### Exercise aim:
Write every record out again exactly, and keep images out of it.

### Materials provided:
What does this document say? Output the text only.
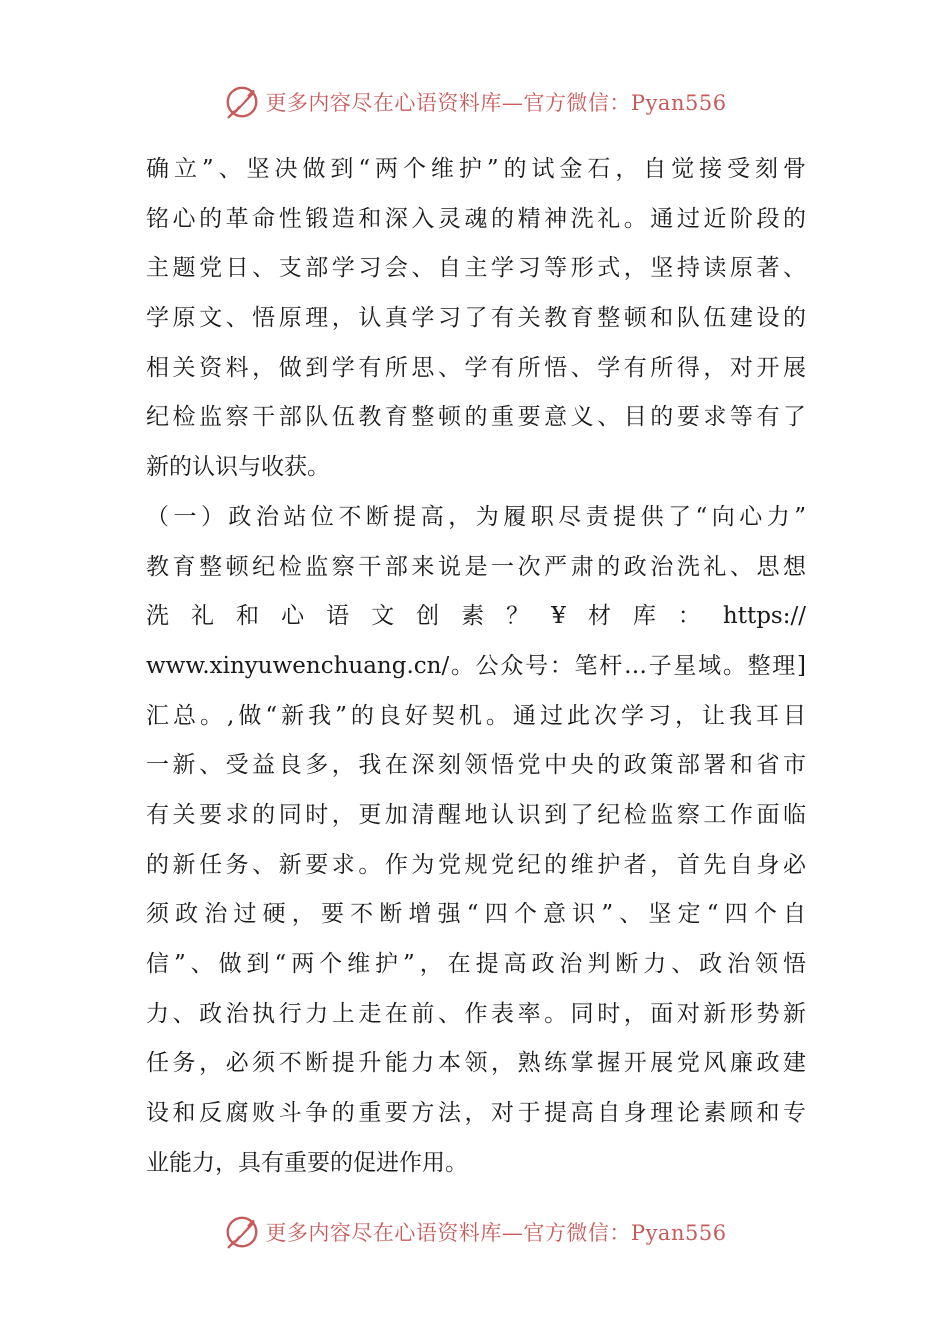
更多内容尽在心语资料库—官方微信：Pyan556
确立”、坚决做到“两个维护”的试金石，自觉接受刻骨
铭心的革命性锻造和深入灵魂的精神洗礼。通过近阶段的
主题党日、支部学习会、自主学习等形式，坚持读原著、
学原文、悟原理，认真学习了有关教育整顿和队伍建设的
相关资料，做到学有所思、学有所悟、学有所得，对开展
纪检监察干部队伍教育整顿的重要意义、目的要求等有了
新的认识与收获。
（一）政治站位不断提高，为履职尽责提供了“向心力”
教育整顿纪检监察干部来说是一次严肃的政治洗礼、思想
洗礼和心语文创素？¥材库：https://
www.xinyuwenchuang.cn/。公众号：笔杆…子星域。整理]
汇总。,做“新我”的良好契机。通过此次学习，让我耳目
一新、受益良多，我在深刻领悟党中央的政策部署和省市
有关要求的同时，更加清醒地认识到了纪检监察工作面临
的新任务、新要求。作为党规党纪的维护者，首先自身必
须政治过硬，要不断增强“四个意识”、坚定“四个自
信”、做到“两个维护”，在提高政治判断力、政治领悟
力、政治执行力上走在前、作表率。同时，面对新形势新
任务，必须不断提升能力本领，熟练掌握开展党风廉政建
设和反腐败斗争的重要方法，对于提高自身理论素顾和专
业能力，具有重要的促进作用。
更多内容尽在心语资料库—官方微信：Pyan556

### Solution to this task:
What does this document say? Output the text only.
更多内容尽在心语资料库—官方微信：Pyan556
确立”、坚决做到“两个维护”的试金石，自觉接受刻骨
铭心的革命性锻造和深入灵魂的精神洗礼。通过近阶段的
主题党日、支部学习会、自主学习等形式，坚持读原著、
学原文、悟原理，认真学习了有关教育整顿和队伍建设的
相关资料，做到学有所思、学有所悟、学有所得，对开展
纪检监察干部队伍教育整顿的重要意义、目的要求等有了
新的认识与收获。
（一）政治站位不断提高，为履职尽责提供了“向心力”
教育整顿纪检监察干部来说是一次严肃的政治洗礼、思想
洗礼和心语文创素？¥材库：https://
www.xinyuwenchuang.cn/。公众号：笔杆…子星域。整理]
汇总。,做“新我”的良好契机。通过此次学习，让我耳目
一新、受益良多，我在深刻领悟党中央的政策部署和省市
有关要求的同时，更加清醒地认识到了纪检监察工作面临
的新任务、新要求。作为党规党纪的维护者，首先自身必
须政治过硬，要不断增强“四个意识”、坚定“四个自
信”、做到“两个维护”，在提高政治判断力、政治领悟
力、政治执行力上走在前、作表率。同时，面对新形势新
任务，必须不断提升能力本领，熟练掌握开展党风廉政建
设和反腐败斗争的重要方法，对于提高自身理论素顾和专
业能力，具有重要的促进作用。
更多内容尽在心语资料库—官方微信：Pyan556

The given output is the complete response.